**Prompt:**
Extract all data as written.

**Items from a dataset:**

○ ○ ○

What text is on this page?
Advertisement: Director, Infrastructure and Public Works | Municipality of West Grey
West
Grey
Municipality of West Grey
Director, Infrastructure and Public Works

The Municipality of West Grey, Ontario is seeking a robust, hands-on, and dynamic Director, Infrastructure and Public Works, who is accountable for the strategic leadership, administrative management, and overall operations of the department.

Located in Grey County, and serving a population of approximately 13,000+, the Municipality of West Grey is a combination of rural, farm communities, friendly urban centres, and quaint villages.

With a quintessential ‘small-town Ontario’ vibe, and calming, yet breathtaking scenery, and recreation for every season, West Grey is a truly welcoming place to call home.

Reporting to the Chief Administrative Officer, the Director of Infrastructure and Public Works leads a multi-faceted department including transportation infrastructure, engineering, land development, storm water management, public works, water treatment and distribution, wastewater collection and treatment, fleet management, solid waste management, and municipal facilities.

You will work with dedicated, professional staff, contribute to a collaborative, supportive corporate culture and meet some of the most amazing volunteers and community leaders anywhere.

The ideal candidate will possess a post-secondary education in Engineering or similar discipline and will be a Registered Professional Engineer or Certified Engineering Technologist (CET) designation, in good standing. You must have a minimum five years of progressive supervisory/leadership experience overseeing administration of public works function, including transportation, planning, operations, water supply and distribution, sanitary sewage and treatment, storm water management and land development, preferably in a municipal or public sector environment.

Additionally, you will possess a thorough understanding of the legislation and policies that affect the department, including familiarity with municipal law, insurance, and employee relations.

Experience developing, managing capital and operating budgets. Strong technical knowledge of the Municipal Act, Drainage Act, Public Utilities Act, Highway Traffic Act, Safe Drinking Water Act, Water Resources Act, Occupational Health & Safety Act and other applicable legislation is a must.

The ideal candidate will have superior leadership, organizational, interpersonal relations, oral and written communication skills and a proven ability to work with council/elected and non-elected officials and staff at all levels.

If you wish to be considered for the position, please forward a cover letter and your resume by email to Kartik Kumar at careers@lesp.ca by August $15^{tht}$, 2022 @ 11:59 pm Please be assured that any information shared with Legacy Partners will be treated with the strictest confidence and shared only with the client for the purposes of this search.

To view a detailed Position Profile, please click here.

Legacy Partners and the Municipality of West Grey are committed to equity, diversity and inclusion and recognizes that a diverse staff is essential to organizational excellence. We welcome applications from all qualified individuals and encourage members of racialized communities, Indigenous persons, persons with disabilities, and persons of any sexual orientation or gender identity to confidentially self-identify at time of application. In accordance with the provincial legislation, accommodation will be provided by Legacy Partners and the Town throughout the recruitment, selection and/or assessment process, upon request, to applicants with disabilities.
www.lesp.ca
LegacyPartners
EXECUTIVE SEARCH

○ ○ ○

**Full output:**
What text is on this page?
Advertisement: Director, Infrastructure and Public Works | Municipality of West Grey
West
Grey
Municipality of West Grey
Director, Infrastructure and Public Works

The Municipality of West Grey, Ontario is seeking a robust, hands-on, and dynamic Director, Infrastructure and Public Works, who is accountable for the strategic leadership, administrative management, and overall operations of the department.

Located in Grey County, and serving a population of approximately 13,000+, the Municipality of West Grey is a combination of rural, farm communities, friendly urban centres, and quaint villages.

With a quintessential ‘small-town Ontario’ vibe, and calming, yet breathtaking scenery, and recreation for every season, West Grey is a truly welcoming place to call home.

Reporting to the Chief Administrative Officer, the Director of Infrastructure and Public Works leads a multi-faceted department including transportation infrastructure, engineering, land development, storm water management, public works, water treatment and distribution, wastewater collection and treatment, fleet management, solid waste management, and municipal facilities.

You will work with dedicated, professional staff, contribute to a collaborative, supportive corporate culture and meet some of the most amazing volunteers and community leaders anywhere.

The ideal candidate will possess a post-secondary education in Engineering or similar discipline and will be a Registered Professional Engineer or Certified Engineering Technologist (CET) designation, in good standing. You must have a minimum five years of progressive supervisory/leadership experience overseeing administration of public works function, including transportation, planning, operations, water supply and distribution, sanitary sewage and treatment, storm water management and land development, preferably in a municipal or public sector environment.

Additionally, you will possess a thorough understanding of the legislation and policies that affect the department, including familiarity with municipal law, insurance, and employee relations.

Experience developing, managing capital and operating budgets. Strong technical knowledge of the Municipal Act, Drainage Act, Public Utilities Act, Highway Traffic Act, Safe Drinking Water Act, Water Resources Act, Occupational Health & Safety Act and other applicable legislation is a must.

The ideal candidate will have superior leadership, organizational, interpersonal relations, oral and written communication skills and a proven ability to work with council/elected and non-elected officials and staff at all levels.

If you wish to be considered for the position, please forward a cover letter and your resume by email to Kartik Kumar at careers@lesp.ca by August $15^{tht}$, 2022 @ 11:59 pm Please be assured that any information shared with Legacy Partners will be treated with the strictest confidence and shared only with the client for the purposes of this search.

To view a detailed Position Profile, please click here.

Legacy Partners and the Municipality of West Grey are committed to equity, diversity and inclusion and recognizes that a diverse staff is essential to organizational excellence. We welcome applications from all qualified individuals and encourage members of racialized communities, Indigenous persons, persons with disabilities, and persons of any sexual orientation or gender identity to confidentially self-identify at time of application. In accordance with the provincial legislation, accommodation will be provided by Legacy Partners and the Town throughout the recruitment, selection and/or assessment process, upon request, to applicants with disabilities.
www.lesp.ca
LegacyPartners
EXECUTIVE SEARCH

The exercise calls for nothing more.